Track down each line that has the word "Flash" and copy it.

> Entries from a dataset
────
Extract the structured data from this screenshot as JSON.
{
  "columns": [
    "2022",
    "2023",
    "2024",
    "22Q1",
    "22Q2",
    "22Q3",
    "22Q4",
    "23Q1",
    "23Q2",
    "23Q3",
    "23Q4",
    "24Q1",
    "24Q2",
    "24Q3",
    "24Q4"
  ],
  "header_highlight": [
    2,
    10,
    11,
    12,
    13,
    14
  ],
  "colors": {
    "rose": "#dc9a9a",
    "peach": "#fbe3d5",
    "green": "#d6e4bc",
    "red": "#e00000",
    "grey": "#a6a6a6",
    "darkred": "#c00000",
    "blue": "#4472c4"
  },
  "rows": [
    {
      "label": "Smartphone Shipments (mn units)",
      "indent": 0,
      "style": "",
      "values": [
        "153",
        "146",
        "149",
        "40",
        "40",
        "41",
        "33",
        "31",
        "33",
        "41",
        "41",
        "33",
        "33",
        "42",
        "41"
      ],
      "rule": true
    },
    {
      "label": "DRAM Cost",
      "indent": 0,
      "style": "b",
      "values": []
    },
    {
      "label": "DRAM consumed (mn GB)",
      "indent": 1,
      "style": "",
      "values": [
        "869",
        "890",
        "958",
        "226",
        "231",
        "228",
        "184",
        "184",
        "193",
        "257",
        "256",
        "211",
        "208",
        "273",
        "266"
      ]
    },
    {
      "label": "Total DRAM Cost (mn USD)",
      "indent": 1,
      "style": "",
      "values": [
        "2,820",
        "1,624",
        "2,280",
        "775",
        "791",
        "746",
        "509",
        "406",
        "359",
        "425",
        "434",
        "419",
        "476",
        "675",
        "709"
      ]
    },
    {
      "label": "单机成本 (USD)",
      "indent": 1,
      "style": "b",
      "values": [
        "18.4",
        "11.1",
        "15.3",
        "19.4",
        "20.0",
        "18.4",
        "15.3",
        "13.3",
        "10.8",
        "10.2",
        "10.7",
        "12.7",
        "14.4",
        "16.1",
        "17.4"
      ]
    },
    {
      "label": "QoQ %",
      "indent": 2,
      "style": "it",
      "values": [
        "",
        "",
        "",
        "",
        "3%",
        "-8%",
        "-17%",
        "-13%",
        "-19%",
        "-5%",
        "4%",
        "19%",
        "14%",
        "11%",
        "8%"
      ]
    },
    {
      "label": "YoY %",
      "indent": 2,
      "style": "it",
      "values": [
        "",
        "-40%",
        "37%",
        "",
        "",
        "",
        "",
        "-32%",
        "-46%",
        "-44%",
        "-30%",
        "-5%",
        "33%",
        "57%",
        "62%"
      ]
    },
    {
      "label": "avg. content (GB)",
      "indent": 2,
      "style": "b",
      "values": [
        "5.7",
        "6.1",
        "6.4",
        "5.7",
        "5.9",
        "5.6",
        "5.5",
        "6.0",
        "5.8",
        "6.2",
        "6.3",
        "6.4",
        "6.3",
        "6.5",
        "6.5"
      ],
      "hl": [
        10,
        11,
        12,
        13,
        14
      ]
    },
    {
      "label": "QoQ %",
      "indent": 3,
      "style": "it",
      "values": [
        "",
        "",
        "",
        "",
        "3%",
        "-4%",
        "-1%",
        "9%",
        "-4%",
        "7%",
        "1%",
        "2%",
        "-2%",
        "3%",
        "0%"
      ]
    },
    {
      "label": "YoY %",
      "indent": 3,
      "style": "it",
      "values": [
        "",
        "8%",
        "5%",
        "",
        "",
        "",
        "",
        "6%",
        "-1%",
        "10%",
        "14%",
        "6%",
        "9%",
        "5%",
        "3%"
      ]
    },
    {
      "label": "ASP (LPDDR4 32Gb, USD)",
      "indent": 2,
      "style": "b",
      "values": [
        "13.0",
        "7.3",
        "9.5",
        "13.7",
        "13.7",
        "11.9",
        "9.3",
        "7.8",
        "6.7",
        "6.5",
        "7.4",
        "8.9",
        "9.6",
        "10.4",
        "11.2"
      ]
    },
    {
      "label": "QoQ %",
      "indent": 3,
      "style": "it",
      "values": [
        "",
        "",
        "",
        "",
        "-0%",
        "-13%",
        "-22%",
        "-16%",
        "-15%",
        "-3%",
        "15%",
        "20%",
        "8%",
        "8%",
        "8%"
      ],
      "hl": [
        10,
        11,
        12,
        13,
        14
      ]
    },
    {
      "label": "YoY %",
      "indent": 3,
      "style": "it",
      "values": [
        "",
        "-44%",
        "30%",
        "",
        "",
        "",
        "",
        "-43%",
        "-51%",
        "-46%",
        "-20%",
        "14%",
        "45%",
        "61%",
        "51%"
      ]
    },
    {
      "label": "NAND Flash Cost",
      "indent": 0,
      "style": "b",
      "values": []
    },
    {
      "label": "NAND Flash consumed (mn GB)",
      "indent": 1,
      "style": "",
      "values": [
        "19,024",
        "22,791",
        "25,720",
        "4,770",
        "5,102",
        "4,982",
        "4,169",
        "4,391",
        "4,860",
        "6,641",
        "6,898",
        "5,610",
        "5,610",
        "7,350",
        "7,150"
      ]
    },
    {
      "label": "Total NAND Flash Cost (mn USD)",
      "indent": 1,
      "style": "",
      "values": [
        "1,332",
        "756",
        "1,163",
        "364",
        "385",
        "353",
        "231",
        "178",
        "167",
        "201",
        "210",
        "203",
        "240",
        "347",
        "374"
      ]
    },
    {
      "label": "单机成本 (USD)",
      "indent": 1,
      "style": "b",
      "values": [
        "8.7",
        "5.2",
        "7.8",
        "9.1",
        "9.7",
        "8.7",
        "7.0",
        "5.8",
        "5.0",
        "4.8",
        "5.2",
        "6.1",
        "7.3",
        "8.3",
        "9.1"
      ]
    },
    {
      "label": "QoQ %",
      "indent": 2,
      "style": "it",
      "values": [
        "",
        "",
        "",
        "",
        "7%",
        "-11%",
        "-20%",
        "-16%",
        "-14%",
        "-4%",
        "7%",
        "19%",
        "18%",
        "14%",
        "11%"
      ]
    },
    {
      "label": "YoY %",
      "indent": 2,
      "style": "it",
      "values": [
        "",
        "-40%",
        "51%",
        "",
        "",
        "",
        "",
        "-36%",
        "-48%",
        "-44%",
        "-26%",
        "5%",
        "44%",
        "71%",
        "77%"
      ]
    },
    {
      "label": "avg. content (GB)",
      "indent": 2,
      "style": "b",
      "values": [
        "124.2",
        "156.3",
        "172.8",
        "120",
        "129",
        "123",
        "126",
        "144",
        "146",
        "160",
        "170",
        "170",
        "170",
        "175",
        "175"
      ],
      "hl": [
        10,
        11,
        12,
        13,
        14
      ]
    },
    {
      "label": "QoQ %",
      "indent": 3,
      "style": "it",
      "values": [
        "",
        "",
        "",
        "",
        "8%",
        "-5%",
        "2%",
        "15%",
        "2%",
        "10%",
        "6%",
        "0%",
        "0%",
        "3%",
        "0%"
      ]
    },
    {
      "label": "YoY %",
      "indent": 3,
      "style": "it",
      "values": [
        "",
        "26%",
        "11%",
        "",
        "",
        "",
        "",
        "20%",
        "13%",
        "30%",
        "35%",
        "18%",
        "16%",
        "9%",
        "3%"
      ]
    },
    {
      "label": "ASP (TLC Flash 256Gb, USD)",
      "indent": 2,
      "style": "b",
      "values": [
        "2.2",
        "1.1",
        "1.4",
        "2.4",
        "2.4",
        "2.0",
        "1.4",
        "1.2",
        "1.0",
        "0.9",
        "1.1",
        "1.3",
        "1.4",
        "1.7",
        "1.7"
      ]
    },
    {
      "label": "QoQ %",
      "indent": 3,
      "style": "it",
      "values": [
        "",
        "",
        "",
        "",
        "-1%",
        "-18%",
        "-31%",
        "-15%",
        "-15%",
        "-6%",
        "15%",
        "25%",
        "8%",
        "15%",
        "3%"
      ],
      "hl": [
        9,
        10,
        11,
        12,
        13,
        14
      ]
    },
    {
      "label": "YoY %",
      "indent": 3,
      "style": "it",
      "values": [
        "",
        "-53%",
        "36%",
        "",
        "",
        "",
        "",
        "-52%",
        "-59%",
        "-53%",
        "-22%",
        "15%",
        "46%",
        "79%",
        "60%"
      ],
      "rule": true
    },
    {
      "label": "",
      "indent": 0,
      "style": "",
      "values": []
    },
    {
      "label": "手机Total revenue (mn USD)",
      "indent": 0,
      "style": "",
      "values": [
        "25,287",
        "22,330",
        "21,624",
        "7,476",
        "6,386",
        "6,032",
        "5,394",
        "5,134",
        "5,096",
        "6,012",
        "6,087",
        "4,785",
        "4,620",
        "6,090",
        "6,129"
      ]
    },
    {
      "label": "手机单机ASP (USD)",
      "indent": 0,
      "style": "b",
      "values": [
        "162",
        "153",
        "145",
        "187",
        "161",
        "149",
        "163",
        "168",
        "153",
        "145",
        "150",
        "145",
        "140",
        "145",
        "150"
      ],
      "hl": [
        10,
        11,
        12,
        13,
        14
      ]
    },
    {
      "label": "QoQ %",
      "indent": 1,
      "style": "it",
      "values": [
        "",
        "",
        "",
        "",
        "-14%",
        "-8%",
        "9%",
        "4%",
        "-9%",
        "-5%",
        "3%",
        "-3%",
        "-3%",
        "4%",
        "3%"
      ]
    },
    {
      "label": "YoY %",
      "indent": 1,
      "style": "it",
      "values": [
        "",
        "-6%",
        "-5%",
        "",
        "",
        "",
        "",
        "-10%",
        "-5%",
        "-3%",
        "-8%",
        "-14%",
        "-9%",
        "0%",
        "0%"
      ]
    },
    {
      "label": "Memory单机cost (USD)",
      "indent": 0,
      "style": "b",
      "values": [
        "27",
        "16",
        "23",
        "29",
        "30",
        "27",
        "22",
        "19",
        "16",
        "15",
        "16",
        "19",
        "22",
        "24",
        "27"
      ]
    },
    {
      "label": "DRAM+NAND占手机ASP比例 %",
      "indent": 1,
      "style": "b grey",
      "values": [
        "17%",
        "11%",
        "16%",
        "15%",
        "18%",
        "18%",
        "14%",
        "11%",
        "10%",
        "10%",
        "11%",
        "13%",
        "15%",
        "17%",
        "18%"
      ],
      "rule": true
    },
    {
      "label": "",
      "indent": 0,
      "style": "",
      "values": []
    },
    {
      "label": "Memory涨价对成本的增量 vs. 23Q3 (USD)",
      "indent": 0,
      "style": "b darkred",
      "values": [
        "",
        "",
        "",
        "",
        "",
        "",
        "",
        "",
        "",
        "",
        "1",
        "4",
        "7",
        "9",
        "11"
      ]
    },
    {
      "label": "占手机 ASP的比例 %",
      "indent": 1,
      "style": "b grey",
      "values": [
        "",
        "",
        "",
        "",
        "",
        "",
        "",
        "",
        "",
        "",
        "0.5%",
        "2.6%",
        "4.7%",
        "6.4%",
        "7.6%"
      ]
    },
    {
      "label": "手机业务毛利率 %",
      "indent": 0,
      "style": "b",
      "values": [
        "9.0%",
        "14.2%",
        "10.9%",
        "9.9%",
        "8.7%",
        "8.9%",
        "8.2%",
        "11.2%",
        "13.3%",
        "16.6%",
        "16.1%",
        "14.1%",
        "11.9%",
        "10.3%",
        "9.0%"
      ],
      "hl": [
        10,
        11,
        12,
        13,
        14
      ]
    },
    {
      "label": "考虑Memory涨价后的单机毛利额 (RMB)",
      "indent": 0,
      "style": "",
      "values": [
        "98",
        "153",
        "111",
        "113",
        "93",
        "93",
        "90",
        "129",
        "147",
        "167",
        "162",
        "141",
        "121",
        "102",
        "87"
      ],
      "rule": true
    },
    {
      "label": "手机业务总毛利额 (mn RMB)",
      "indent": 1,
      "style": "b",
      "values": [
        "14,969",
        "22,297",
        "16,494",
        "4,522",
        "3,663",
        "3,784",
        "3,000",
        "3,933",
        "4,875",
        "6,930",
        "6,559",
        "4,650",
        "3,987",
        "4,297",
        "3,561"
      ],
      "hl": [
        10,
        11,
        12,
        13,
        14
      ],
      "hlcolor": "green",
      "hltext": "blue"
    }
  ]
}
────
> CORRECT RESPONSE
      "label": "NAND Flash Cost",
      "label": "NAND Flash consumed (mn GB)",
      "label": "Total NAND Flash Cost (mn USD)",
      "label": "ASP (TLC Flash 256Gb, USD)",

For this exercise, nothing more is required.